• **TO BE DONE**
Go through the records and extract every line with the word "What".

#### EXERCISE INPUT ####

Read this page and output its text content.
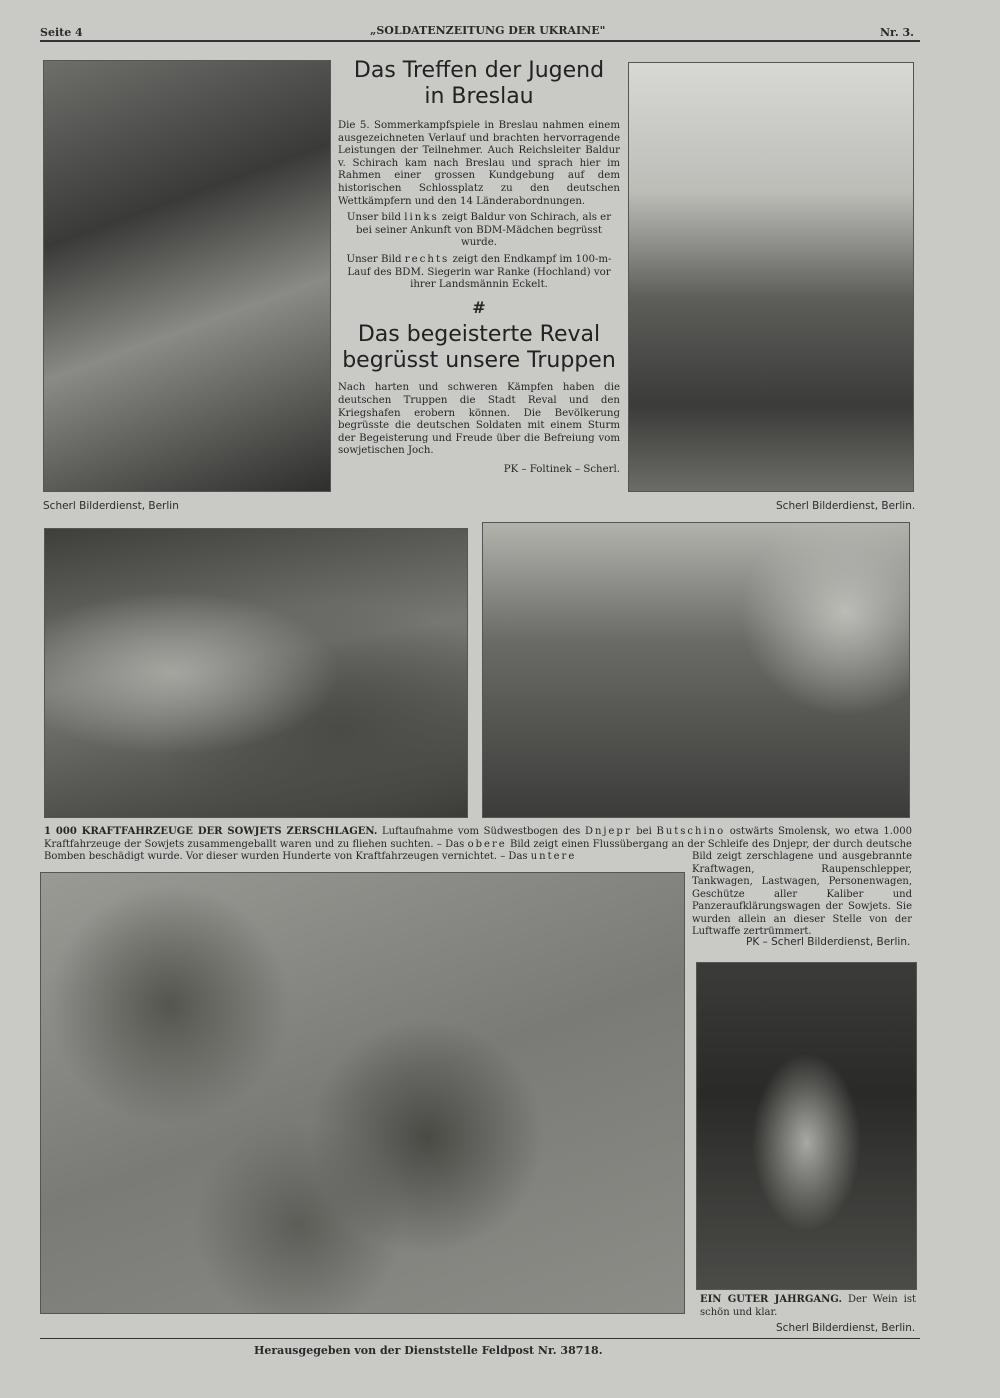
Seite 4	„SOLDATENZEITUNG DER UKRAINE"	Nr. 3.
Das Treffen der Jugend
in Breslau
Die 5. Sommerkampfspiele in Breslau nahmen einem ausgezeichneten Verlauf und brachten hervorragende Leistungen der Teilnehmer. Auch Reichsleiter Baldur v. Schirach kam nach Breslau und sprach hier im Rahmen einer grossen Kundgebung auf dem historischen Schlossplatz zu den deutschen Wettkämpfern und den 14 Länderabordnungen.
Unser bild links zeigt Baldur von Schirach, als er bei seiner Ankunft von BDM-Mädchen begrüsst wurde.
Unser Bild rechts zeigt den Endkampf im 100-m-Lauf des BDM. Siegerin war Ranke (Hochland) vor ihrer Landsmännin Eckelt.
#
Das begeisterte Reval
begrüsst unsere Truppen
Nach harten und schweren Kämpfen haben die deutschen Truppen die Stadt Reval und den Kriegshafen erobern können. Die Bevölkerung begrüsste die deutschen Soldaten mit einem Sturm der Begeisterung und Freude über die Befreiung vom sowjetischen Joch.
PK – Foltinek – Scherl.
Scherl Bilderdienst, Berlin	Scherl Bilderdienst, Berlin.
1 000 KRAFTFAHRZEUGE DER SOWJETS ZERSCHLAGEN. Luftaufnahme vom Südwestbogen des Dnjepr bei Butschino ostwärts Smolensk, wo etwa 1.000 Kraftfahrzeuge der Sowjets zusammengeballt waren und zu fliehen suchten. – Das obere Bild zeigt einen Flussübergang an der Schleife des Dnjepr, der durch deutsche Bomben beschädigt wurde. Vor dieser wurden Hunderte von Kraftfahrzeugen vernichtet. – Das untere	Bild zeigt zerschlagene und ausgebrannte Kraftwagen, Raupenschlepper, Tankwagen, Lastwagen, Personenwagen, Geschütze aller Kaliber und Panzeraufklärungswagen der Sowjets. Sie wurden allein an dieser Stelle von der Luftwaffe zertrümmert.
PK – Scherl Bilderdienst, Berlin.
EIN GUTER JAHRGANG. Der Wein ist schön und klar.
Scherl Bilderdienst, Berlin.
Herausgegeben von der Dienststelle Feldpost Nr. 38718.
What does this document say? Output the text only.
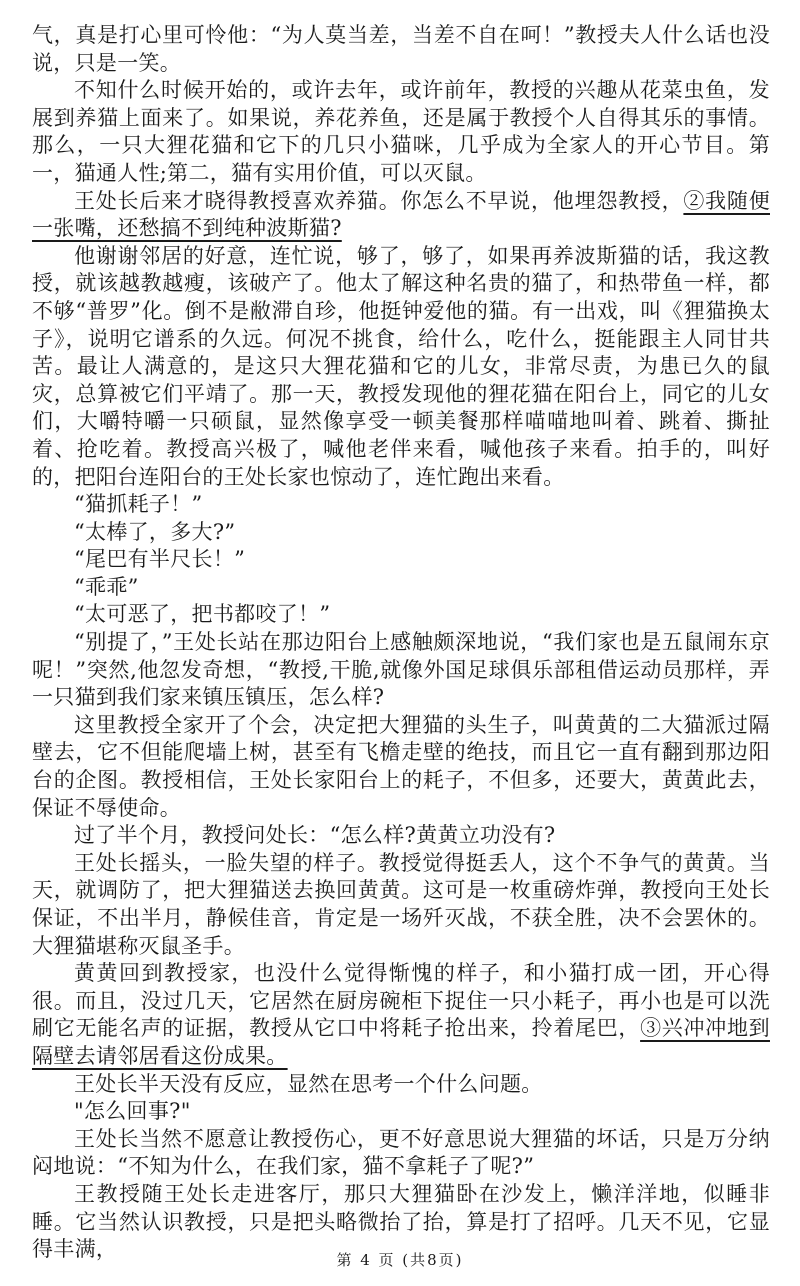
气，真是打心里可怜他：“为人莫当差，当差不自在呵！”教授夫人什么话也没说，只是一笑。

不知什么时候开始的，或许去年，或许前年，教授的兴趣从花菜虫鱼，发展到养猫上面来了。如果说，养花养鱼，还是属于教授个人自得其乐的事情。那么，一只大狸花猫和它下的几只小猫咪，几乎成为全家人的开心节目。第一，猫通人性;第二，猫有实用价值，可以灭鼠。

王处长后来才晓得教授喜欢养猫。你怎么不早说，他埋怨教授，②我随便一张嘴，还愁搞不到纯种波斯猫?

他谢谢邻居的好意，连忙说，够了，够了，如果再养波斯猫的话，我这教授，就该越教越瘦，该破产了。他太了解这种名贵的猫了，和热带鱼一样，都不够“普罗”化。倒不是敝滞自珍，他挺钟爱他的猫。有一出戏，叫《狸猫换太子》，说明它谱系的久远。何况不挑食，给什么，吃什么，挺能跟主人同甘共苦。最让人满意的，是这只大狸花猫和它的儿女，非常尽责，为患已久的鼠灾，总算被它们平靖了。那一天，教授发现他的狸花猫在阳台上，同它的儿女们，大嚼特嚼一只硕鼠，显然像享受一顿美餐那样喵喵地叫着、跳着、撕扯着、抢吃着。教授高兴极了，喊他老伴来看，喊他孩子来看。拍手的，叫好的，把阳台连阳台的王处长家也惊动了，连忙跑出来看。

“猫抓耗子！”

“太棒了，多大?”

“尾巴有半尺长！”

“乖乖”

“太可恶了，把书都咬了！”

“别提了，”王处长站在那边阳台上感触颇深地说，“我们家也是五鼠闹东京呢！”突然,他忽发奇想，“教授,干脆,就像外国足球俱乐部租借运动员那样，弄一只猫到我们家来镇压镇压，怎么样?

这里教授全家开了个会，决定把大狸猫的头生子，叫黄黄的二大猫派过隔壁去，它不但能爬墙上树，甚至有飞檐走壁的绝技，而且它一直有翻到那边阳台的企图。教授相信，王处长家阳台上的耗子，不但多，还要大，黄黄此去，保证不辱使命。

过了半个月，教授问处长：“怎么样?黄黄立功没有?

王处长摇头，一脸失望的样子。教授觉得挺丢人，这个不争气的黄黄。当天，就调防了，把大狸猫送去换回黄黄。这可是一枚重磅炸弹，教授向王处长保证，不出半月，静候佳音，肯定是一场歼灭战，不获全胜，决不会罢休的。大狸猫堪称灭鼠圣手。

黄黄回到教授家，也没什么觉得惭愧的样子，和小猫打成一团，开心得很。而且，没过几天，它居然在厨房碗柜下捉住一只小耗子，再小也是可以洗刷它无能名声的证据，教授从它口中将耗子抢出来，拎着尾巴，③兴冲冲地到隔壁去请邻居看这份成果。

王处长半天没有反应，显然在思考一个什么问题。

"怎么回事?"

王处长当然不愿意让教授伤心，更不好意思说大狸猫的坏话，只是万分纳闷地说：“不知为什么，在我们家，猫不拿耗子了呢?”

王教授随王处长走进客厅，那只大狸猫卧在沙发上，懒洋洋地，似睡非睡。它当然认识教授，只是把头略微抬了抬，算是打了招呼。几天不见，它显得丰满，	第 4 页 (共8页)
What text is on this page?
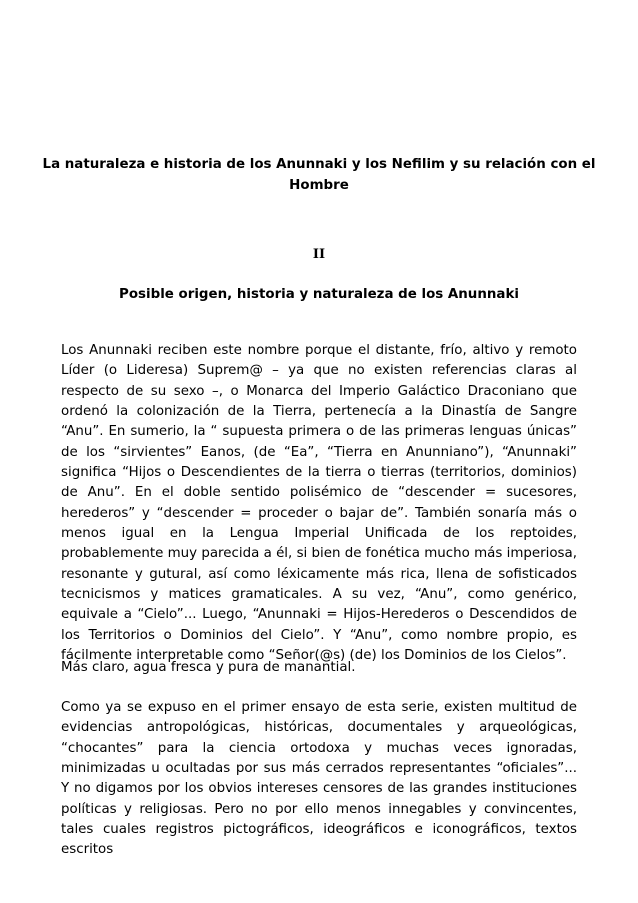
La naturaleza e historia de los Anunnaki y los Nefilim y su relación con el Hombre
II
Posible origen, historia y naturaleza de los Anunnaki

Los Anunnaki reciben este nombre porque el distante, frío, altivo y remoto Líder (o Lideresa) Suprem@ – ya que no existen referencias claras al respecto de su sexo –, o Monarca del Imperio Galáctico Draconiano que ordenó la colonización de la Tierra, pertenecía a la Dinastía de Sangre “Anu”. En sumerio, la “ supuesta primera o de las primeras lenguas únicas” de los “sirvientes” Eanos, (de “Ea”, “Tierra en Anunniano”), “Anunnaki” significa “Hijos o Descendientes de la tierra o tierras (territorios, dominios) de Anu”. En el doble sentido polisémico de “descender = sucesores, herederos” y “descender = proceder o bajar de”. También sonaría más o menos igual en la Lengua Imperial Unificada de los reptoides, probablemente muy parecida a él, si bien de fonética mucho más imperiosa, resonante y gutural, así como léxicamente más rica, llena de sofisticados tecnicismos y matices gramaticales. A su vez, “Anu”, como genérico, equivale a “Cielo”... Luego, “Anunnaki = Hijos-Herederos o Descendidos de los Territorios o Dominios del Cielo”. Y “Anu”, como nombre propio, es fácilmente interpretable como “Señor(@s) (de) los Dominios de los Cielos”.

Más claro, agua fresca y pura de manantial.

Como ya se expuso en el primer ensayo de esta serie, existen multitud de evidencias antropológicas, históricas, documentales y arqueológicas, “chocantes” para la ciencia ortodoxa y muchas veces ignoradas, minimizadas u ocultadas por sus más cerrados representantes “oficiales”... Y no digamos por los obvios intereses censores de las grandes instituciones políticas y religiosas. Pero no por ello menos innegables y convincentes, tales cuales registros pictográficos, ideográficos e iconográficos, textos escritos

####

• **TASK OUTPUT**
What does this document say? Output the text only.
What text is on this page?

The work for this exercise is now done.